- WHAT YOU WILL DO: Retype all of the entries word for word.

(Stored data entries)
+--

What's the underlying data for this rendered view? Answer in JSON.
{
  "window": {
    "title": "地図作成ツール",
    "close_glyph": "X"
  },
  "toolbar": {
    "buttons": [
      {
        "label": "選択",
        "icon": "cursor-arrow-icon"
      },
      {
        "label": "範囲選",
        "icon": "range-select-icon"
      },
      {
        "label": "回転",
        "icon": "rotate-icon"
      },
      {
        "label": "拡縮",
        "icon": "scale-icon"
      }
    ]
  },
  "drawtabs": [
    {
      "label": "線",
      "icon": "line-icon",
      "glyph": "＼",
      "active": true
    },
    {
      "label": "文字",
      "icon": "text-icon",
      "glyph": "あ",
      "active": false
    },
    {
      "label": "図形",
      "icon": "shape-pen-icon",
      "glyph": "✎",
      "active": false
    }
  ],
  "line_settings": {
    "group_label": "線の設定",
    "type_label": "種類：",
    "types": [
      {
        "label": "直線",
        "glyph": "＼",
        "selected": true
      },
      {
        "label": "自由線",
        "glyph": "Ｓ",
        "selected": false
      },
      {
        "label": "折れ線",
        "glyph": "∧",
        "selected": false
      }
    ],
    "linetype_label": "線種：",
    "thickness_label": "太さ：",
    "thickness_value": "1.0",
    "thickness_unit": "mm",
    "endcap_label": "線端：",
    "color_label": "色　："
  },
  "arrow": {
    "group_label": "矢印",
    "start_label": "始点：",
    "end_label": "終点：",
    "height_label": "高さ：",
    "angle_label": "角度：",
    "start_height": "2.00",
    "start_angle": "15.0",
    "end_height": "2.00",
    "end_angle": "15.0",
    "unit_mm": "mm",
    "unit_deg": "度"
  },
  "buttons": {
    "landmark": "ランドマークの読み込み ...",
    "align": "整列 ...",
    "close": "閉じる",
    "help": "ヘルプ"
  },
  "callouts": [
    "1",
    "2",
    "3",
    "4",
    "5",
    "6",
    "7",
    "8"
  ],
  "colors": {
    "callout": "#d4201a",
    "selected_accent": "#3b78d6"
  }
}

+--

- ANSWER TO THE EXERCISE:
What's the underlying data for this rendered view? Answer in JSON.
{
  "window": {
    "title": "地図作成ツール",
    "close_glyph": "X"
  },
  "toolbar": {
    "buttons": [
      {
        "label": "選択",
        "icon": "cursor-arrow-icon"
      },
      {
        "label": "範囲選",
        "icon": "range-select-icon"
      },
      {
        "label": "回転",
        "icon": "rotate-icon"
      },
      {
        "label": "拡縮",
        "icon": "scale-icon"
      }
    ]
  },
  "drawtabs": [
    {
      "label": "線",
      "icon": "line-icon",
      "glyph": "＼",
      "active": true
    },
    {
      "label": "文字",
      "icon": "text-icon",
      "glyph": "あ",
      "active": false
    },
    {
      "label": "図形",
      "icon": "shape-pen-icon",
      "glyph": "✎",
      "active": false
    }
  ],
  "line_settings": {
    "group_label": "線の設定",
    "type_label": "種類：",
    "types": [
      {
        "label": "直線",
        "glyph": "＼",
        "selected": true
      },
      {
        "label": "自由線",
        "glyph": "Ｓ",
        "selected": false
      },
      {
        "label": "折れ線",
        "glyph": "∧",
        "selected": false
      }
    ],
    "linetype_label": "線種：",
    "thickness_label": "太さ：",
    "thickness_value": "1.0",
    "thickness_unit": "mm",
    "endcap_label": "線端：",
    "color_label": "色　："
  },
  "arrow": {
    "group_label": "矢印",
    "start_label": "始点：",
    "end_label": "終点：",
    "height_label": "高さ：",
    "angle_label": "角度：",
    "start_height": "2.00",
    "start_angle": "15.0",
    "end_height": "2.00",
    "end_angle": "15.0",
    "unit_mm": "mm",
    "unit_deg": "度"
  },
  "buttons": {
    "landmark": "ランドマークの読み込み ...",
    "align": "整列 ...",
    "close": "閉じる",
    "help": "ヘルプ"
  },
  "callouts": [
    "1",
    "2",
    "3",
    "4",
    "5",
    "6",
    "7",
    "8"
  ],
  "colors": {
    "callout": "#d4201a",
    "selected_accent": "#3b78d6"
  }
}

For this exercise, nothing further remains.